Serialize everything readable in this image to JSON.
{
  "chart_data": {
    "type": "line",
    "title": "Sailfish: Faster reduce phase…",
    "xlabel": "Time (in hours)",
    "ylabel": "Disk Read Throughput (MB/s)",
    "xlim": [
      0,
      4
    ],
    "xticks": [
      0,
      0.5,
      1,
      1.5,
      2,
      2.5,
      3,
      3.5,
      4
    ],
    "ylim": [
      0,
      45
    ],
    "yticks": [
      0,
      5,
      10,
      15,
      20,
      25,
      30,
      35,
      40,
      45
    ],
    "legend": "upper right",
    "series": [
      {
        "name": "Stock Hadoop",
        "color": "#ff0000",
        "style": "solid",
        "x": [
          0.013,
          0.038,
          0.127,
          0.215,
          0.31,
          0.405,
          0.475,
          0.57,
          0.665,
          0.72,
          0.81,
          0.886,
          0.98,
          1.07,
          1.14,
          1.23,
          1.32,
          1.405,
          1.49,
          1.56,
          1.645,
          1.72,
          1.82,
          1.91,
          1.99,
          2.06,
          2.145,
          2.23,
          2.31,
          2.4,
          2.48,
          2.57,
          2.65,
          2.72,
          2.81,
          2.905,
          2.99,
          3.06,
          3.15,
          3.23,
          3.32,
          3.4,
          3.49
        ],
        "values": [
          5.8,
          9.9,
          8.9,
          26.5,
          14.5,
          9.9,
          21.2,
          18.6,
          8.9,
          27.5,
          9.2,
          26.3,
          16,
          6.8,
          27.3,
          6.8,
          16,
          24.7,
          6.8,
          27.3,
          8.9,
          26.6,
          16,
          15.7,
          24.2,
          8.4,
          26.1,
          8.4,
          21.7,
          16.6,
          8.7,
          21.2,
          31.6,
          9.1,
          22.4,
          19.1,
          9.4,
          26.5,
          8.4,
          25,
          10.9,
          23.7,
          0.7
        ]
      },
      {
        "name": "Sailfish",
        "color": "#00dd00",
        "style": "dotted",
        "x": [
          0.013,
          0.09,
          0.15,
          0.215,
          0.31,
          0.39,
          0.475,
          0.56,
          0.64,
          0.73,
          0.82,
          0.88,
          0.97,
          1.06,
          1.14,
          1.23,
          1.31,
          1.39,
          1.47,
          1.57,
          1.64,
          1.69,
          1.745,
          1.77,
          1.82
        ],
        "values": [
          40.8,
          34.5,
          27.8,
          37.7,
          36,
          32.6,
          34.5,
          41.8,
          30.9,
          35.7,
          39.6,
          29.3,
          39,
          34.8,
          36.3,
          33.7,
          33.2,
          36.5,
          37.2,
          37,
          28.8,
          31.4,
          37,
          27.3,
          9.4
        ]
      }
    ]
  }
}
::::
Emit the full listing verbatim.

Serialize everything readable in this image to JSON.
{
  "chart_data": {
    "type": "line",
    "title": "Sailfish: Faster reduce phase…",
    "xlabel": "Time (in hours)",
    "ylabel": "Disk Read Throughput (MB/s)",
    "xlim": [
      0,
      4
    ],
    "xticks": [
      0,
      0.5,
      1,
      1.5,
      2,
      2.5,
      3,
      3.5,
      4
    ],
    "ylim": [
      0,
      45
    ],
    "yticks": [
      0,
      5,
      10,
      15,
      20,
      25,
      30,
      35,
      40,
      45
    ],
    "legend": "upper right",
    "series": [
      {
        "name": "Stock Hadoop",
        "color": "#ff0000",
        "style": "solid",
        "x": [
          0.013,
          0.038,
          0.127,
          0.215,
          0.31,
          0.405,
          0.475,
          0.57,
          0.665,
          0.72,
          0.81,
          0.886,
          0.98,
          1.07,
          1.14,
          1.23,
          1.32,
          1.405,
          1.49,
          1.56,
          1.645,
          1.72,
          1.82,
          1.91,
          1.99,
          2.06,
          2.145,
          2.23,
          2.31,
          2.4,
          2.48,
          2.57,
          2.65,
          2.72,
          2.81,
          2.905,
          2.99,
          3.06,
          3.15,
          3.23,
          3.32,
          3.4,
          3.49
        ],
        "values": [
          5.8,
          9.9,
          8.9,
          26.5,
          14.5,
          9.9,
          21.2,
          18.6,
          8.9,
          27.5,
          9.2,
          26.3,
          16,
          6.8,
          27.3,
          6.8,
          16,
          24.7,
          6.8,
          27.3,
          8.9,
          26.6,
          16,
          15.7,
          24.2,
          8.4,
          26.1,
          8.4,
          21.7,
          16.6,
          8.7,
          21.2,
          31.6,
          9.1,
          22.4,
          19.1,
          9.4,
          26.5,
          8.4,
          25,
          10.9,
          23.7,
          0.7
        ]
      },
      {
        "name": "Sailfish",
        "color": "#00dd00",
        "style": "dotted",
        "x": [
          0.013,
          0.09,
          0.15,
          0.215,
          0.31,
          0.39,
          0.475,
          0.56,
          0.64,
          0.73,
          0.82,
          0.88,
          0.97,
          1.06,
          1.14,
          1.23,
          1.31,
          1.39,
          1.47,
          1.57,
          1.64,
          1.69,
          1.745,
          1.77,
          1.82
        ],
        "values": [
          40.8,
          34.5,
          27.8,
          37.7,
          36,
          32.6,
          34.5,
          41.8,
          30.9,
          35.7,
          39.6,
          29.3,
          39,
          34.8,
          36.3,
          33.7,
          33.2,
          36.5,
          37.2,
          37,
          28.8,
          31.4,
          37,
          27.3,
          9.4
        ]
      }
    ]
  }
}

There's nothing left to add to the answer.